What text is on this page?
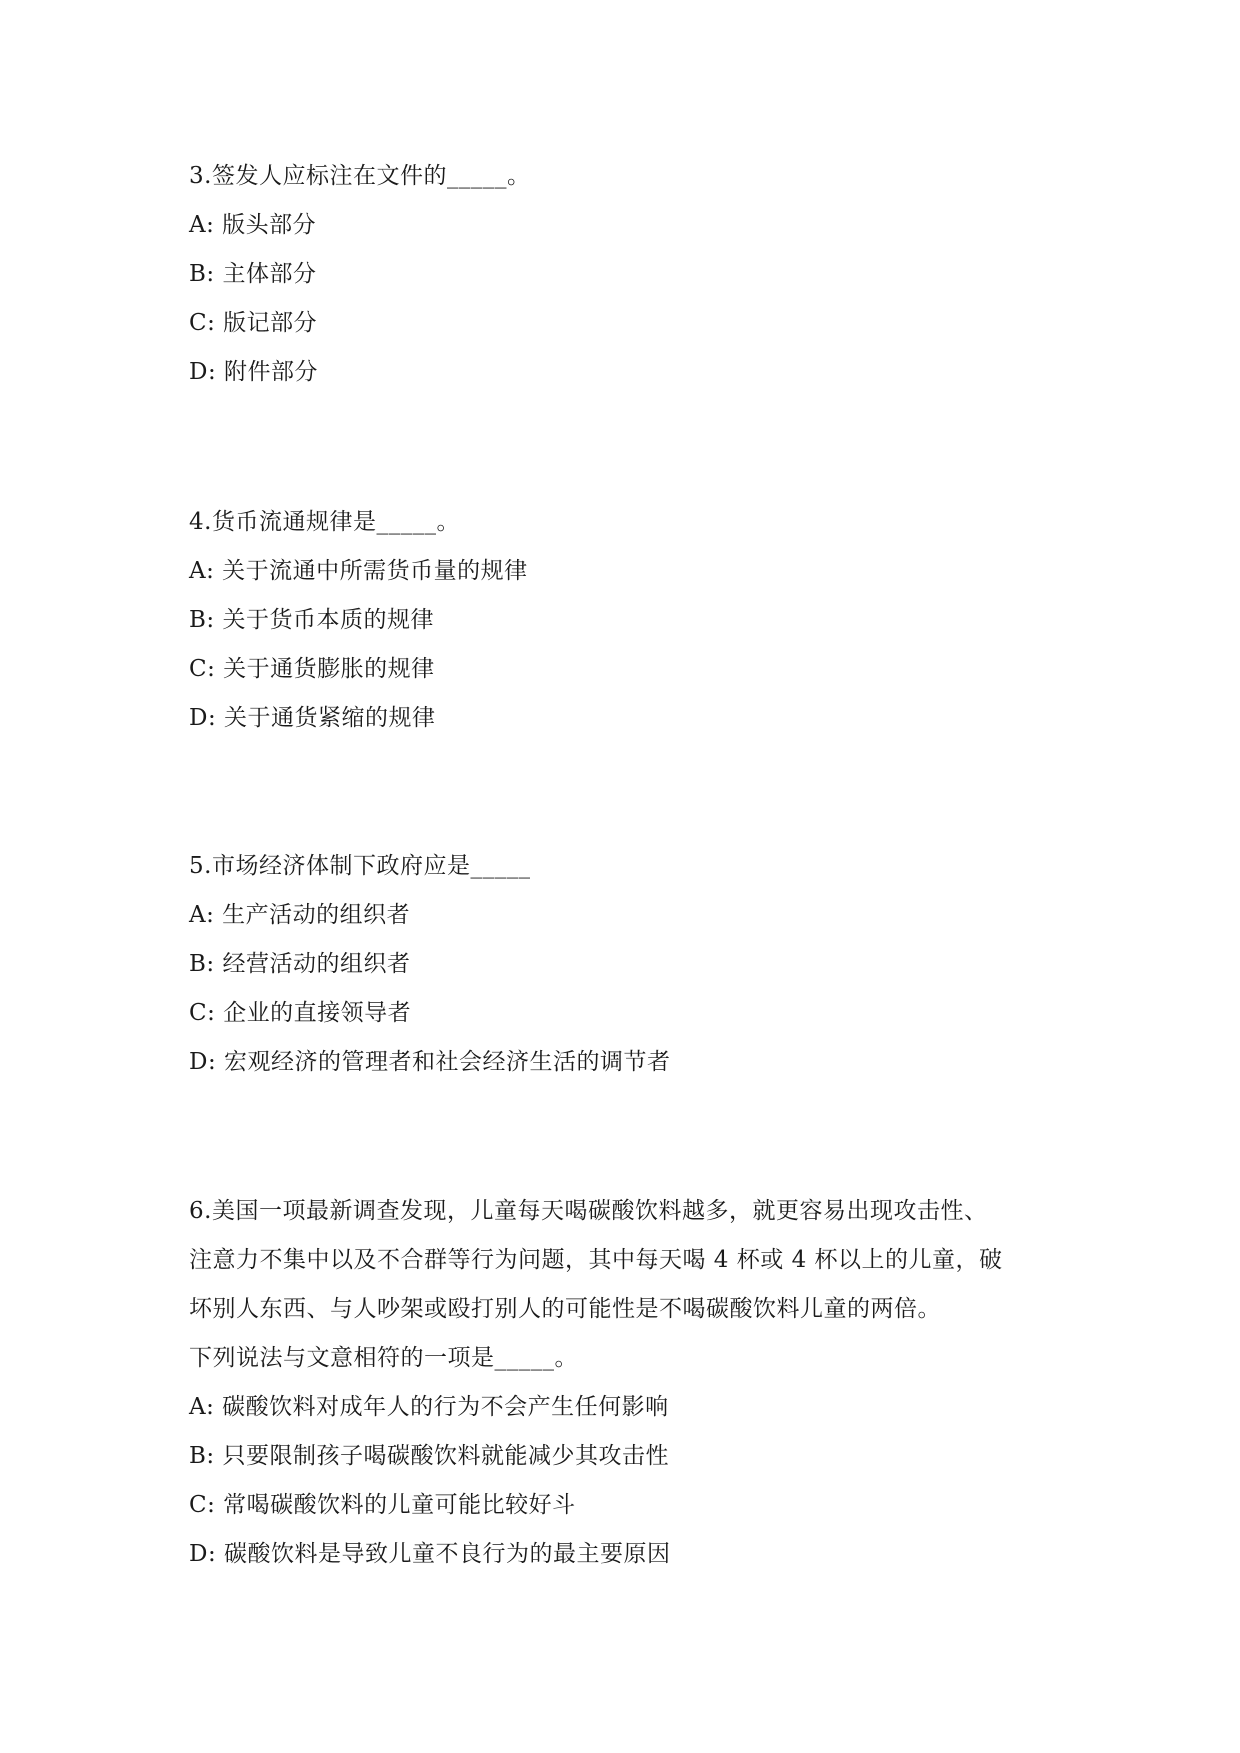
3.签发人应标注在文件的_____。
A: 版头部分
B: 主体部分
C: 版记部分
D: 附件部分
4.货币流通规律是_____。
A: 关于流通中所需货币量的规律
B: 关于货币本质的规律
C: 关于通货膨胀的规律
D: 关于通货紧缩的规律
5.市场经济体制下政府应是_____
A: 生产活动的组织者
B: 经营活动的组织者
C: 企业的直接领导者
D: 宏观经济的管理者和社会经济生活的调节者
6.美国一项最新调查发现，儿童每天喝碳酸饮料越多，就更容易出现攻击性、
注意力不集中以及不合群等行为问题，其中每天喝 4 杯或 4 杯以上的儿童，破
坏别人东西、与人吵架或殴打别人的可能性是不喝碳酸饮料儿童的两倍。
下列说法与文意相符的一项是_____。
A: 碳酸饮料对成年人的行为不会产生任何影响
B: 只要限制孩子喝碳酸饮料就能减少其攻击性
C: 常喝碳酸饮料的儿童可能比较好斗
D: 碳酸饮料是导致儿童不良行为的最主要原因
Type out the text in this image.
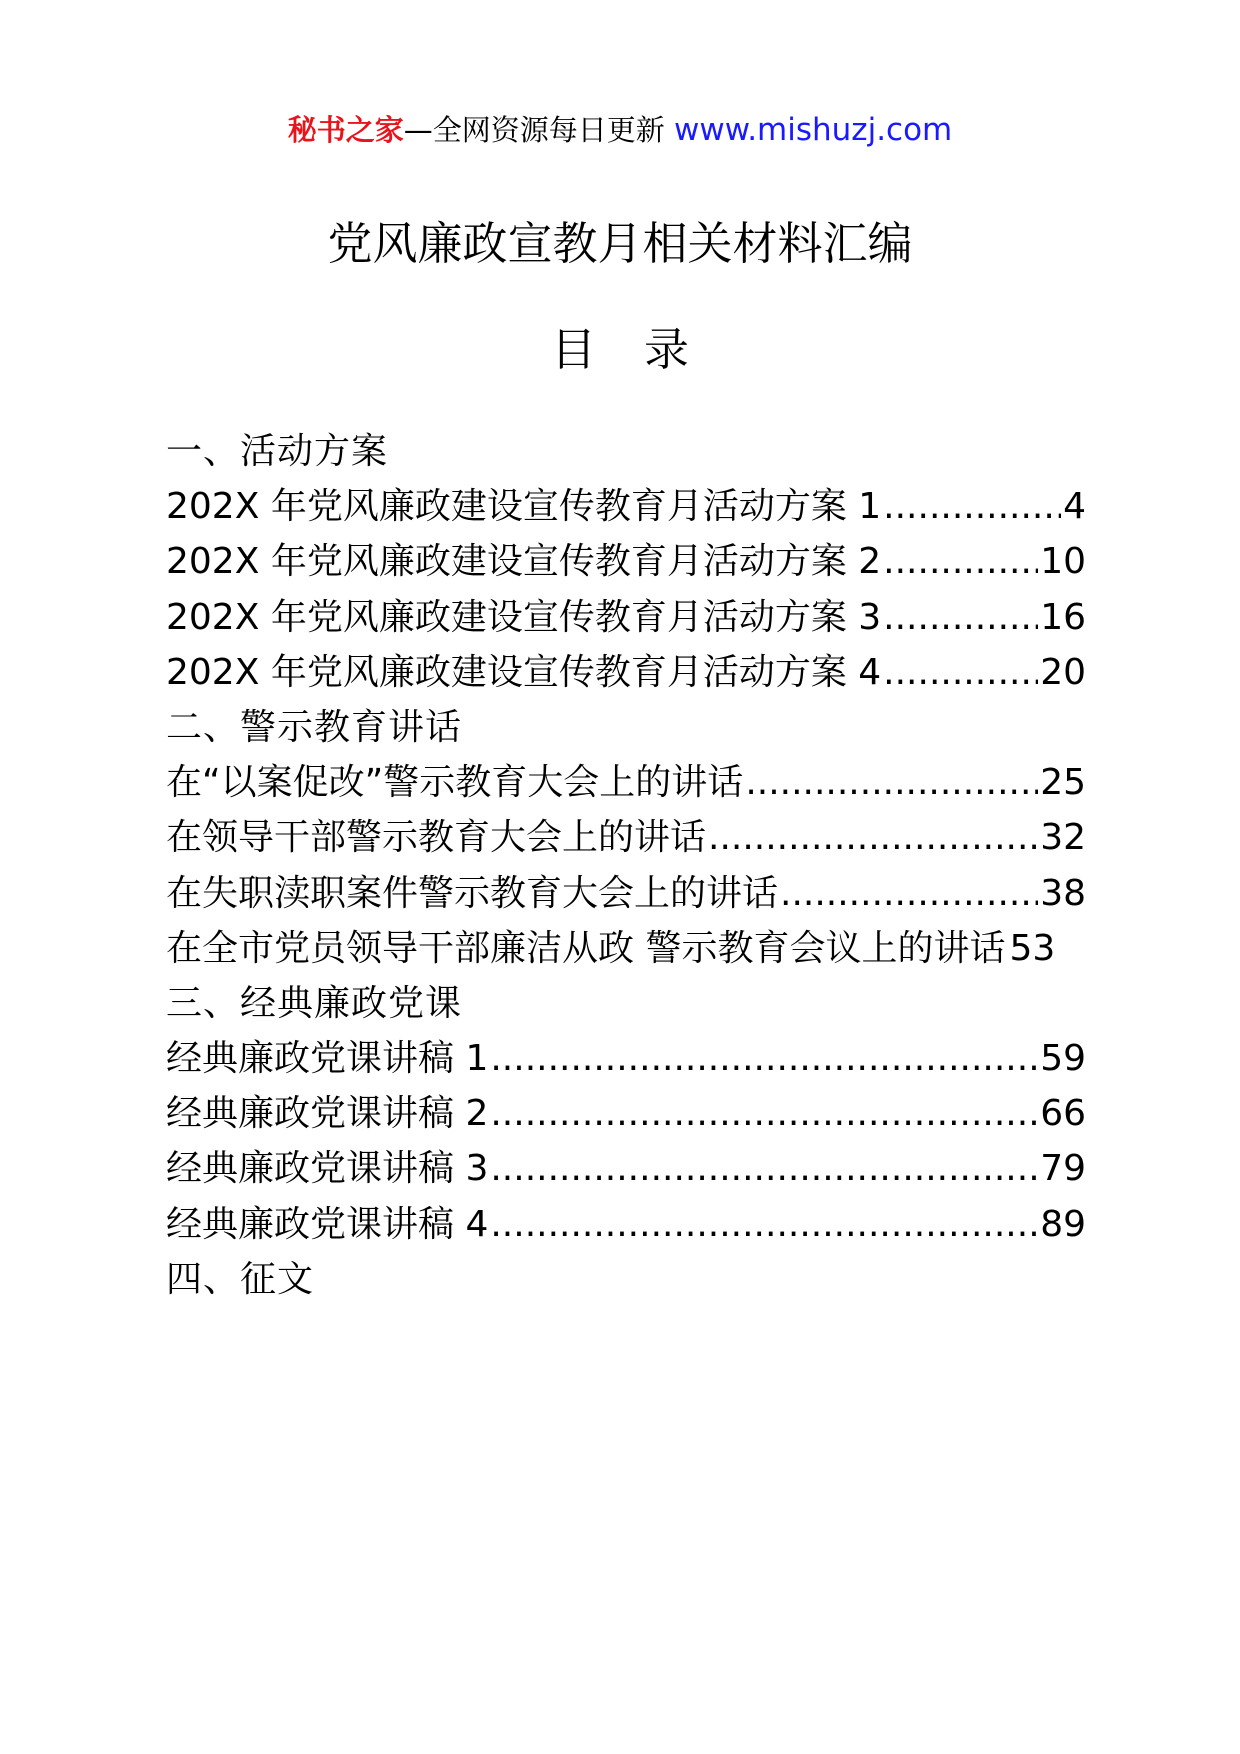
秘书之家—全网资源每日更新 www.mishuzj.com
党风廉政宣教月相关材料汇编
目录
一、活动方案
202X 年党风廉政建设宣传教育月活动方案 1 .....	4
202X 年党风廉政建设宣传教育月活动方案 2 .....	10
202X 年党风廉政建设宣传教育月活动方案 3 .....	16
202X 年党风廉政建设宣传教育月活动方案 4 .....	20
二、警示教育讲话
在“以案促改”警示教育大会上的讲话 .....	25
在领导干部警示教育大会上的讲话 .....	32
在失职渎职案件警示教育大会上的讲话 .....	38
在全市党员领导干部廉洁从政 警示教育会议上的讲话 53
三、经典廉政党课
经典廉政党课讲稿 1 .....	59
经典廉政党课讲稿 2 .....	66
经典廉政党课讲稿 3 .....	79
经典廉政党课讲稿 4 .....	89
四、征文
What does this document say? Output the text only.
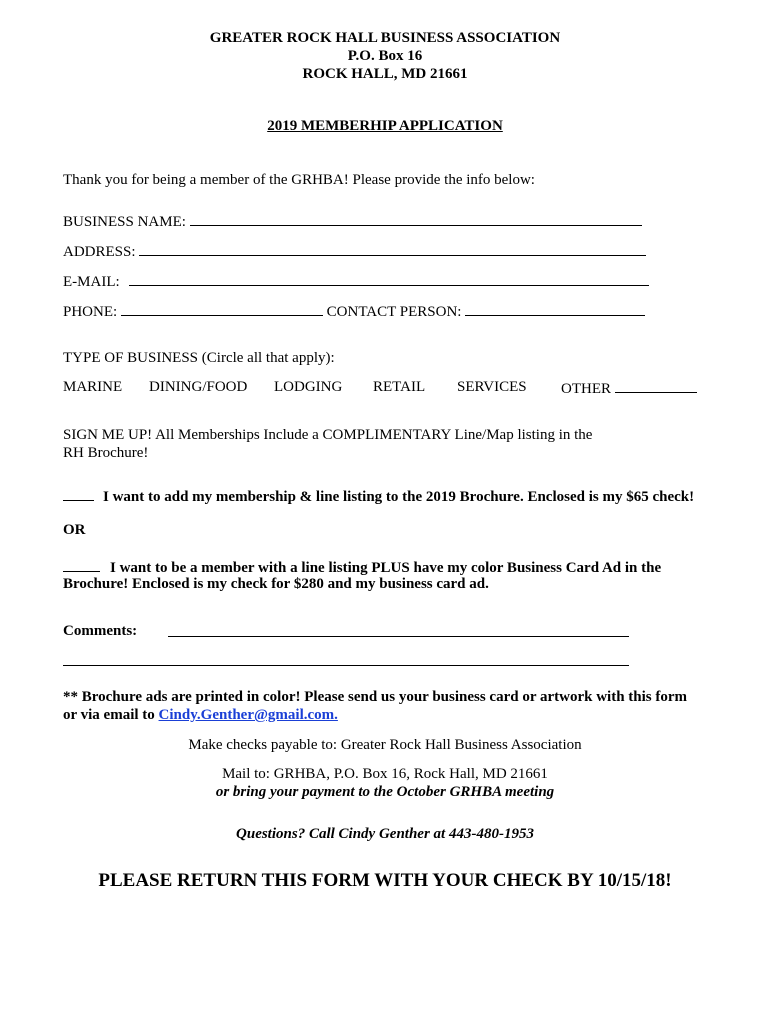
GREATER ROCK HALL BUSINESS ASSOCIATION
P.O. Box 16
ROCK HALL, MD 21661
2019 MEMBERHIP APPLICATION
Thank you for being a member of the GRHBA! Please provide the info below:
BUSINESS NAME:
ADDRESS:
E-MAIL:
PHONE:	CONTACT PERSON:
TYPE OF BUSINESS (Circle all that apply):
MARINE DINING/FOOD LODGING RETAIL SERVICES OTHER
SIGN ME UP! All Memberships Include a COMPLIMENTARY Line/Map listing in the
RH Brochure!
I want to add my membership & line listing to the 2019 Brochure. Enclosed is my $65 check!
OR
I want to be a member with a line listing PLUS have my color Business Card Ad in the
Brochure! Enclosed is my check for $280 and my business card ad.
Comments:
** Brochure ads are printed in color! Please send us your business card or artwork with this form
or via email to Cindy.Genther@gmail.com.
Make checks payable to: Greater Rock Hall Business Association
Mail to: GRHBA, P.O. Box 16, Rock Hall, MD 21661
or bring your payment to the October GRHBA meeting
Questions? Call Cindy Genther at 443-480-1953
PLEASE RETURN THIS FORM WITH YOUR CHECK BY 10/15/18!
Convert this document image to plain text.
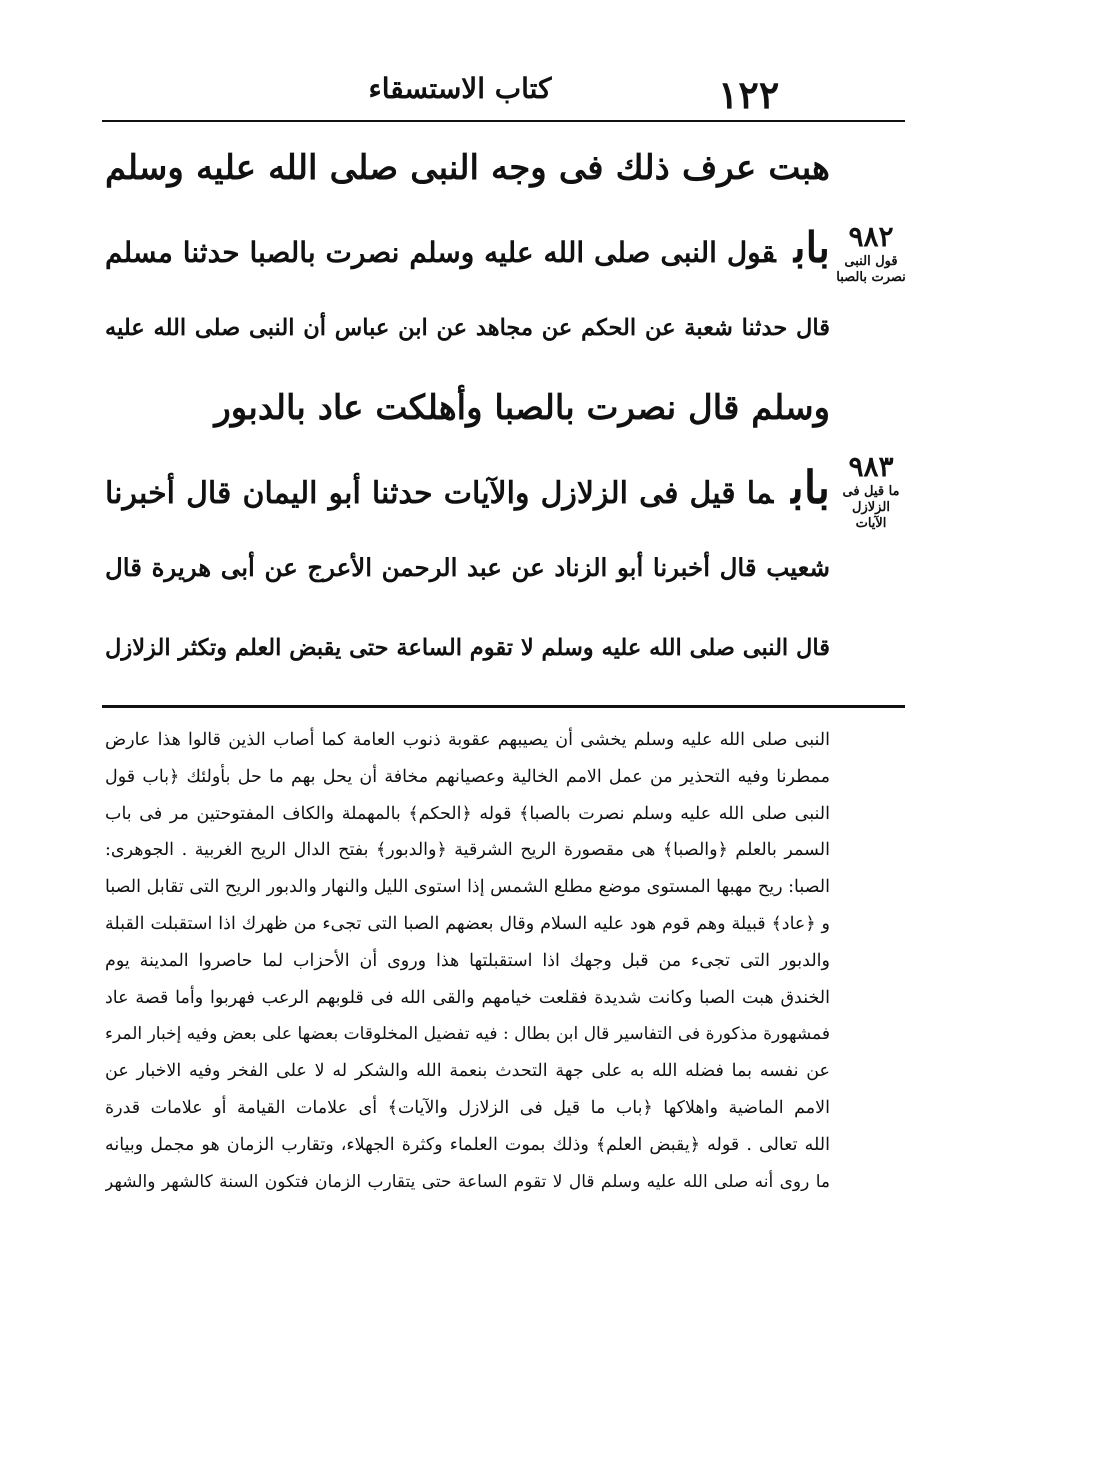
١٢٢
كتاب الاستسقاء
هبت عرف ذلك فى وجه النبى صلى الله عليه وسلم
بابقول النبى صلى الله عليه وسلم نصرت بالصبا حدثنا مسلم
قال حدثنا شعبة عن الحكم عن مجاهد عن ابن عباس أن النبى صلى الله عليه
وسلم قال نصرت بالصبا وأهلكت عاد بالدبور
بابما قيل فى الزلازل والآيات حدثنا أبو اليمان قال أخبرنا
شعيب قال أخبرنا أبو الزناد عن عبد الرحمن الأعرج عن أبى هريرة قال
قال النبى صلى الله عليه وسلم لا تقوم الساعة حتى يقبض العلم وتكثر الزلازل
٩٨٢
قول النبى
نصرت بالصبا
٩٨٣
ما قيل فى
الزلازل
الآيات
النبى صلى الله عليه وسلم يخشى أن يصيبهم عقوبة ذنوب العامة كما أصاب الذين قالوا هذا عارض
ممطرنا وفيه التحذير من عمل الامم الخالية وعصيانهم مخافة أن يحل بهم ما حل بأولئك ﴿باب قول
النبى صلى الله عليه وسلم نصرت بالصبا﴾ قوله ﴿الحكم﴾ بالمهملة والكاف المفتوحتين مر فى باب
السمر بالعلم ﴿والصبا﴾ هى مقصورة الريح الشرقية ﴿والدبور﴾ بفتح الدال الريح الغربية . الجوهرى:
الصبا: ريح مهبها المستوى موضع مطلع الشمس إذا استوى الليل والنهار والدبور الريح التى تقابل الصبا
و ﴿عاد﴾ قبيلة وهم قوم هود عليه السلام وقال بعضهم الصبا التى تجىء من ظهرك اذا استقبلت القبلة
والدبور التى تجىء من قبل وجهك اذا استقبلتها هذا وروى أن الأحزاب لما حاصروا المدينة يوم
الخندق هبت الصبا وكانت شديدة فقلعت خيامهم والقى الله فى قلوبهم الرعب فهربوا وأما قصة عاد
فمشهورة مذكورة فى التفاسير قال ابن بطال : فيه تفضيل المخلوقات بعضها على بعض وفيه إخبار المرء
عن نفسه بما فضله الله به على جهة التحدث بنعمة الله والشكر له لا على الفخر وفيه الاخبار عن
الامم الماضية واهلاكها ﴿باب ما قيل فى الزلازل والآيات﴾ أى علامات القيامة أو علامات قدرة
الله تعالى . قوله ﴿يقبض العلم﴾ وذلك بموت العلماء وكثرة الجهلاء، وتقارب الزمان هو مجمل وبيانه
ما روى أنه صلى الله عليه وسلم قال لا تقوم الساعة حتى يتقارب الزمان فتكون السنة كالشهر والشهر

Required task → Skip all pictures. Write out only the lines from the one containing "Convert this document image to plain text." to the end of the listing above, inclusive, exactly as given.

Complete answer →
Convert this document image to plain text.
١٢٢
كتاب الاستسقاء
هبت عرف ذلك فى وجه النبى صلى الله عليه وسلم
بابقول النبى صلى الله عليه وسلم نصرت بالصبا حدثنا مسلم
قال حدثنا شعبة عن الحكم عن مجاهد عن ابن عباس أن النبى صلى الله عليه
وسلم قال نصرت بالصبا وأهلكت عاد بالدبور
بابما قيل فى الزلازل والآيات حدثنا أبو اليمان قال أخبرنا
شعيب قال أخبرنا أبو الزناد عن عبد الرحمن الأعرج عن أبى هريرة قال
قال النبى صلى الله عليه وسلم لا تقوم الساعة حتى يقبض العلم وتكثر الزلازل
٩٨٢
قول النبى
نصرت بالصبا
٩٨٣
ما قيل فى
الزلازل
الآيات
النبى صلى الله عليه وسلم يخشى أن يصيبهم عقوبة ذنوب العامة كما أصاب الذين قالوا هذا عارض
ممطرنا وفيه التحذير من عمل الامم الخالية وعصيانهم مخافة أن يحل بهم ما حل بأولئك ﴿باب قول
النبى صلى الله عليه وسلم نصرت بالصبا﴾ قوله ﴿الحكم﴾ بالمهملة والكاف المفتوحتين مر فى باب
السمر بالعلم ﴿والصبا﴾ هى مقصورة الريح الشرقية ﴿والدبور﴾ بفتح الدال الريح الغربية . الجوهرى:
الصبا: ريح مهبها المستوى موضع مطلع الشمس إذا استوى الليل والنهار والدبور الريح التى تقابل الصبا
و ﴿عاد﴾ قبيلة وهم قوم هود عليه السلام وقال بعضهم الصبا التى تجىء من ظهرك اذا استقبلت القبلة
والدبور التى تجىء من قبل وجهك اذا استقبلتها هذا وروى أن الأحزاب لما حاصروا المدينة يوم
الخندق هبت الصبا وكانت شديدة فقلعت خيامهم والقى الله فى قلوبهم الرعب فهربوا وأما قصة عاد
فمشهورة مذكورة فى التفاسير قال ابن بطال : فيه تفضيل المخلوقات بعضها على بعض وفيه إخبار المرء
عن نفسه بما فضله الله به على جهة التحدث بنعمة الله والشكر له لا على الفخر وفيه الاخبار عن
الامم الماضية واهلاكها ﴿باب ما قيل فى الزلازل والآيات﴾ أى علامات القيامة أو علامات قدرة
الله تعالى . قوله ﴿يقبض العلم﴾ وذلك بموت العلماء وكثرة الجهلاء، وتقارب الزمان هو مجمل وبيانه
ما روى أنه صلى الله عليه وسلم قال لا تقوم الساعة حتى يتقارب الزمان فتكون السنة كالشهر والشهر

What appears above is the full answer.